# [What to do]
Quote every line of the records below verbatim, character for character.

Spatial layout data
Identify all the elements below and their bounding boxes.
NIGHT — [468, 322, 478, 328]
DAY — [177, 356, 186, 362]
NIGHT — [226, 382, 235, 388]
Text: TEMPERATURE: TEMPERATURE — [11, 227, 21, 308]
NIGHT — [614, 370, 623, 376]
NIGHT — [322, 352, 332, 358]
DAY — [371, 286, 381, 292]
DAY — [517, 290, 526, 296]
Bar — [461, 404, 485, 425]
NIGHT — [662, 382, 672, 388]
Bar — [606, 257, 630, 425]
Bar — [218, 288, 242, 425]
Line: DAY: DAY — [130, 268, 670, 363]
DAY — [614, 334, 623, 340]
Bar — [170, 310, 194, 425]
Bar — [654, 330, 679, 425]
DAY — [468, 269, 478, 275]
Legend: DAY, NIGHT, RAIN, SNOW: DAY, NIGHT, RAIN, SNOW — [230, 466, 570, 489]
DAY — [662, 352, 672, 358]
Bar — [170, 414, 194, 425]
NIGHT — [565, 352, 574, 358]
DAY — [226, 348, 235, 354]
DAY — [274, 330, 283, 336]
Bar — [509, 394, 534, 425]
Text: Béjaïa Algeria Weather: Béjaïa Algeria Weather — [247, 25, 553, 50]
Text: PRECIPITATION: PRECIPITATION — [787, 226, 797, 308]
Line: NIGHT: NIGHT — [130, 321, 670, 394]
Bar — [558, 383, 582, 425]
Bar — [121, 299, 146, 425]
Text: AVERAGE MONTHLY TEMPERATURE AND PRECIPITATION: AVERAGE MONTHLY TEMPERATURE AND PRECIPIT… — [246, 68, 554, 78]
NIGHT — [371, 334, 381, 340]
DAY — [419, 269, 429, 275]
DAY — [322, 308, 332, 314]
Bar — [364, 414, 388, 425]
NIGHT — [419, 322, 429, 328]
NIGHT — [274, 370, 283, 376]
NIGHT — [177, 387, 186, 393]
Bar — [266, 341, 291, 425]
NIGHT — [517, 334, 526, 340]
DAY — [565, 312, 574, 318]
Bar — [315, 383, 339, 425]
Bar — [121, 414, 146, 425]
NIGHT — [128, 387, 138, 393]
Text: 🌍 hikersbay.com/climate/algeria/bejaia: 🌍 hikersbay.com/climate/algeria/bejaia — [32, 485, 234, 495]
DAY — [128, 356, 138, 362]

# [Reply to the task]
Identify all the elements below and their bounding boxes.
NIGHT — [468, 322, 478, 328]
DAY — [177, 356, 186, 362]
NIGHT — [226, 382, 235, 388]
Text: TEMPERATURE: TEMPERATURE — [11, 227, 21, 308]
NIGHT — [614, 370, 623, 376]
NIGHT — [322, 352, 332, 358]
DAY — [371, 286, 381, 292]
DAY — [517, 290, 526, 296]
Bar — [461, 404, 485, 425]
NIGHT — [662, 382, 672, 388]
Bar — [606, 257, 630, 425]
Bar — [218, 288, 242, 425]
Line: DAY: DAY — [130, 268, 670, 363]
DAY — [614, 334, 623, 340]
Bar — [170, 310, 194, 425]
Bar — [654, 330, 679, 425]
DAY — [468, 269, 478, 275]
Legend: DAY, NIGHT, RAIN, SNOW: DAY, NIGHT, RAIN, SNOW — [230, 466, 570, 489]
DAY — [662, 352, 672, 358]
Bar — [170, 414, 194, 425]
NIGHT — [565, 352, 574, 358]
DAY — [226, 348, 235, 354]
DAY — [274, 330, 283, 336]
Bar — [509, 394, 534, 425]
Text: Béjaïa Algeria Weather: Béjaïa Algeria Weather — [247, 25, 553, 50]
Text: PRECIPITATION: PRECIPITATION — [787, 226, 797, 308]
Line: NIGHT: NIGHT — [130, 321, 670, 394]
Bar — [558, 383, 582, 425]
Bar — [121, 299, 146, 425]
Text: AVERAGE MONTHLY TEMPERATURE AND PRECIPITATION: AVERAGE MONTHLY TEMPERATURE AND PRECIPIT… — [246, 68, 554, 78]
NIGHT — [371, 334, 381, 340]
DAY — [419, 269, 429, 275]
DAY — [322, 308, 332, 314]
Bar — [364, 414, 388, 425]
NIGHT — [419, 322, 429, 328]
NIGHT — [274, 370, 283, 376]
NIGHT — [177, 387, 186, 393]
Bar — [266, 341, 291, 425]
NIGHT — [517, 334, 526, 340]
DAY — [565, 312, 574, 318]
Bar — [315, 383, 339, 425]
Bar — [121, 414, 146, 425]
NIGHT — [128, 387, 138, 393]
Text: 🌍 hikersbay.com/climate/algeria/bejaia: 🌍 hikersbay.com/climate/algeria/bejaia — [32, 485, 234, 495]
DAY — [128, 356, 138, 362]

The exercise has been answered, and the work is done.